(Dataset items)
'''

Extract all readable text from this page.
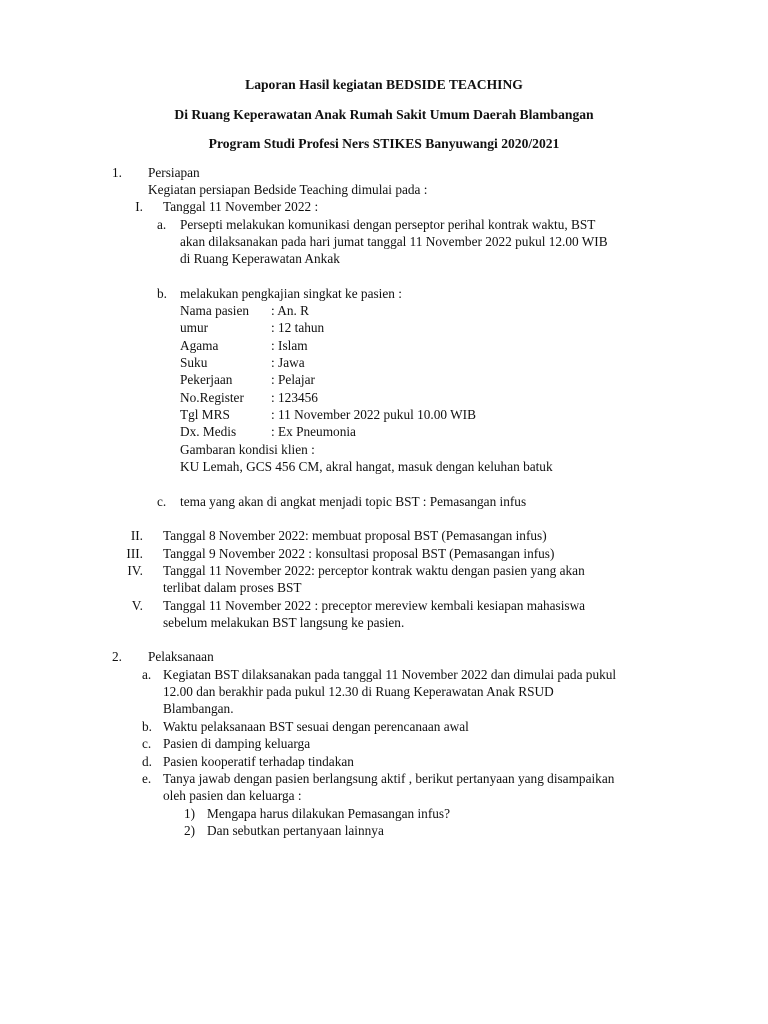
Laporan Hasil kegiatan BEDSIDE TEACHING
Di Ruang Keperawatan Anak Rumah Sakit Umum Daerah Blambangan
Program Studi Profesi Ners STIKES Banyuwangi 2020/2021
1. Persiapan
Kegiatan persiapan Bedside Teaching dimulai pada :
I. Tanggal 11 November 2022 :
a. Persepti melakukan komunikasi dengan perseptor perihal kontrak waktu, BST
akan dilaksanakan pada hari jumat tanggal 11 November 2022 pukul 12.00 WIB
di Ruang Keperawatan Ankak
b. melakukan pengkajian singkat ke pasien :
Nama pasien : An. R
umur	: 12 tahun
Agama	: Islam
Suku	: Jawa
Pekerjaan	: Pelajar
No.Register : 123456
Tgl MRS	: 11 November 2022 pukul 10.00 WIB
Dx. Medis	: Ex Pneumonia
Gambaran kondisi klien :
KU Lemah, GCS 456 CM, akral hangat, masuk dengan keluhan batuk
c. tema yang akan di angkat menjadi topic BST : Pemasangan infus
II. Tanggal 8 November 2022: membuat proposal BST (Pemasangan infus)
III. Tanggal 9 November 2022 : konsultasi proposal BST (Pemasangan infus)
IV. Tanggal 11 November 2022: perceptor kontrak waktu dengan pasien yang akan
terlibat dalam proses BST
V. Tanggal 11 November 2022 : preceptor mereview kembali kesiapan mahasiswa
sebelum melakukan BST langsung ke pasien.
2. Pelaksanaan
a. Kegiatan BST dilaksanakan pada tanggal 11 November 2022 dan dimulai pada pukul
12.00 dan berakhir pada pukul 12.30 di Ruang Keperawatan Anak RSUD
Blambangan.
b. Waktu pelaksanaan BST sesuai dengan perencanaan awal
c. Pasien di damping keluarga
d. Pasien kooperatif terhadap tindakan
e. Tanya jawab dengan pasien berlangsung aktif , berikut pertanyaan yang disampaikan
oleh pasien dan keluarga :
1) Mengapa harus dilakukan Pemasangan infus?
2) Dan sebutkan pertanyaan lainnya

'''

TASK STATEMENT. Scan the material above. Extract every line in which the word "pada" occurs.

EXERCISE RESULT.
Kegiatan persiapan Bedside Teaching dimulai pada :
akan dilaksanakan pada hari jumat tanggal 11 November 2022 pukul 12.00 WIB
a. Kegiatan BST dilaksanakan pada tanggal 11 November 2022 dan dimulai pada pukul
12.00 dan berakhir pada pukul 12.30 di Ruang Keperawatan Anak RSUD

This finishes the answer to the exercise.